>> Start Dataset rows

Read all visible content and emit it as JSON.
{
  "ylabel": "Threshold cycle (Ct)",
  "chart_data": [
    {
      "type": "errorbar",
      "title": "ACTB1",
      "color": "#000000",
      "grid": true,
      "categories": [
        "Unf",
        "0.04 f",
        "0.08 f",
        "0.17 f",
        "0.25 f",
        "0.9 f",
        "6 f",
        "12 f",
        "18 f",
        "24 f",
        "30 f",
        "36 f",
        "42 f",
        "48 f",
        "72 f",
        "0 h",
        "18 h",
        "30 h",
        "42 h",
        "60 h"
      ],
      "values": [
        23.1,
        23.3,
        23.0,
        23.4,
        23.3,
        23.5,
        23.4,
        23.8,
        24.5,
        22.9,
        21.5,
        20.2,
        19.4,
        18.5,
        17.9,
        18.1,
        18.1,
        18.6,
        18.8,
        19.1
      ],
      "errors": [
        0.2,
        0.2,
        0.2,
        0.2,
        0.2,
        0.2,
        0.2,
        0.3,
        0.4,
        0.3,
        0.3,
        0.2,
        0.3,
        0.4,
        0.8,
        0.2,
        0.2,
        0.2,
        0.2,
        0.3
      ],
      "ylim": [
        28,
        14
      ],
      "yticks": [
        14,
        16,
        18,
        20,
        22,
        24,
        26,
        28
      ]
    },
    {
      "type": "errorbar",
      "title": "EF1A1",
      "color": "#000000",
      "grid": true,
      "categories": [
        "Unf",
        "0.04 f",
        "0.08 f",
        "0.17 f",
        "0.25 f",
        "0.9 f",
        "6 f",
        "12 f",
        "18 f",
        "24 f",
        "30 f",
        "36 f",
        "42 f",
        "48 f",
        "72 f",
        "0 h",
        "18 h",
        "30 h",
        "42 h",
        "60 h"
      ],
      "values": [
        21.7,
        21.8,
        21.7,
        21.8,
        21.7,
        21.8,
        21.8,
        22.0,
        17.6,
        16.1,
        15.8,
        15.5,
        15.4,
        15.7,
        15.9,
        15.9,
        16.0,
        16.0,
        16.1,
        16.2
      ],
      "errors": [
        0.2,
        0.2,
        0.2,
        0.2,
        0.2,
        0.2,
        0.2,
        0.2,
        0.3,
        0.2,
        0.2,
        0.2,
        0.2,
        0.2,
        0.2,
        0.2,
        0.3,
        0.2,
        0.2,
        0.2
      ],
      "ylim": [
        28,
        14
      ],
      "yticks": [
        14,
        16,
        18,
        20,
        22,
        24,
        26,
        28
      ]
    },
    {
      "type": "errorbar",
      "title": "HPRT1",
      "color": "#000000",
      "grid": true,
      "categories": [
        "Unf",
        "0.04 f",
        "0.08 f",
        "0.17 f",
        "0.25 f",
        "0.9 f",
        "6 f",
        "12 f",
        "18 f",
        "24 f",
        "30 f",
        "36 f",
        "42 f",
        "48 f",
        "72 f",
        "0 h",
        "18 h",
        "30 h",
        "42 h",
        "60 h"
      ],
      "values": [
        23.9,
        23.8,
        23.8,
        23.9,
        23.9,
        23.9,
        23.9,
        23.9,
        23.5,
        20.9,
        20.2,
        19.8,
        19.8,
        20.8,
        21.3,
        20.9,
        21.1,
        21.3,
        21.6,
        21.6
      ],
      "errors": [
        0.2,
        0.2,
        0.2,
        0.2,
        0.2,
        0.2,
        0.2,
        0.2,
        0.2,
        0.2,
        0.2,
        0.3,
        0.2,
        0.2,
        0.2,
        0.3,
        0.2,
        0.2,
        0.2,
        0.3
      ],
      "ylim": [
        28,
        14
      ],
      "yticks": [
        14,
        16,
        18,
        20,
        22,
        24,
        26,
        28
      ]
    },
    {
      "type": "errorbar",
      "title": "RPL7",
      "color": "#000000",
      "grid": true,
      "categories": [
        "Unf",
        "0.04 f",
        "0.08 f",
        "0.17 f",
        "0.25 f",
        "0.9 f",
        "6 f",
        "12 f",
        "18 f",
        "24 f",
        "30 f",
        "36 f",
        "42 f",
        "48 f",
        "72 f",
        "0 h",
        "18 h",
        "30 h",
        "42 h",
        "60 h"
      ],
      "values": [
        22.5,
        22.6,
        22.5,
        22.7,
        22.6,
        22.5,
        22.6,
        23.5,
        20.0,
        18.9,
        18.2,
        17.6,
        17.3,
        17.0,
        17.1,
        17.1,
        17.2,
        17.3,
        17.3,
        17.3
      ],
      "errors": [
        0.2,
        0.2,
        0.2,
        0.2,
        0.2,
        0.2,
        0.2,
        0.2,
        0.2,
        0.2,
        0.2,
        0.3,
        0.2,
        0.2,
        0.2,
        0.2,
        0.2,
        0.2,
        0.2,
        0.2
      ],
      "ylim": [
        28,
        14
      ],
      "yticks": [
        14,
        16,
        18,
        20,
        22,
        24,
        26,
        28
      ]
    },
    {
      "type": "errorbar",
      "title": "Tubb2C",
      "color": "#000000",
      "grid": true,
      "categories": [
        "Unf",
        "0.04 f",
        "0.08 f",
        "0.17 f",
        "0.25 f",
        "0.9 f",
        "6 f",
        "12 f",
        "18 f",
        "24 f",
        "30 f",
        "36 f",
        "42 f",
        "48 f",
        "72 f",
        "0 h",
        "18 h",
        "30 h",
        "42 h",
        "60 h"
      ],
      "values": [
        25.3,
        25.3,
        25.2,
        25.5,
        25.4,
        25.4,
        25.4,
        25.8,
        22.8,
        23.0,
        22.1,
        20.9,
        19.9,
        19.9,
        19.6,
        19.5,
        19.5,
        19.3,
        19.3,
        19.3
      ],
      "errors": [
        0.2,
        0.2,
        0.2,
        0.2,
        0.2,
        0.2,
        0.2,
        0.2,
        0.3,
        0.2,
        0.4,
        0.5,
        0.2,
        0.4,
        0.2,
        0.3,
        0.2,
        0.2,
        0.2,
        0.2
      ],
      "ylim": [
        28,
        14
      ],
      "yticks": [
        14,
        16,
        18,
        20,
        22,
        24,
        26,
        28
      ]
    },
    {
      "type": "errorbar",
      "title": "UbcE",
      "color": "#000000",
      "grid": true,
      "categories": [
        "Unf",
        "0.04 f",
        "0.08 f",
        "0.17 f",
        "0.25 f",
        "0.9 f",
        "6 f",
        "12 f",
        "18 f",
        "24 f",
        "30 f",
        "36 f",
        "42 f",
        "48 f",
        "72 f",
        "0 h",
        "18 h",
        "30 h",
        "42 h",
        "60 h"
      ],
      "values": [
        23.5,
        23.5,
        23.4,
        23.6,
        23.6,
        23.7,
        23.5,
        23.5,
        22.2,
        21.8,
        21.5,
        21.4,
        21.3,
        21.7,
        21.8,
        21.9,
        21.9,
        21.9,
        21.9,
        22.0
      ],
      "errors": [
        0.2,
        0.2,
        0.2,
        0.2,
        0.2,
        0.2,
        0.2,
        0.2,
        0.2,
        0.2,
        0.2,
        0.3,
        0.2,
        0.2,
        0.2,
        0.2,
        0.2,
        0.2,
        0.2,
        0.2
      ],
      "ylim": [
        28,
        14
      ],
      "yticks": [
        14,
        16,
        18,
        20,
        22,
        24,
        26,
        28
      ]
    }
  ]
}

>> End Dataset rows

- **Short problem**:
The answer is a single number: how many lines include the word "title"?

- **Full solution**:
6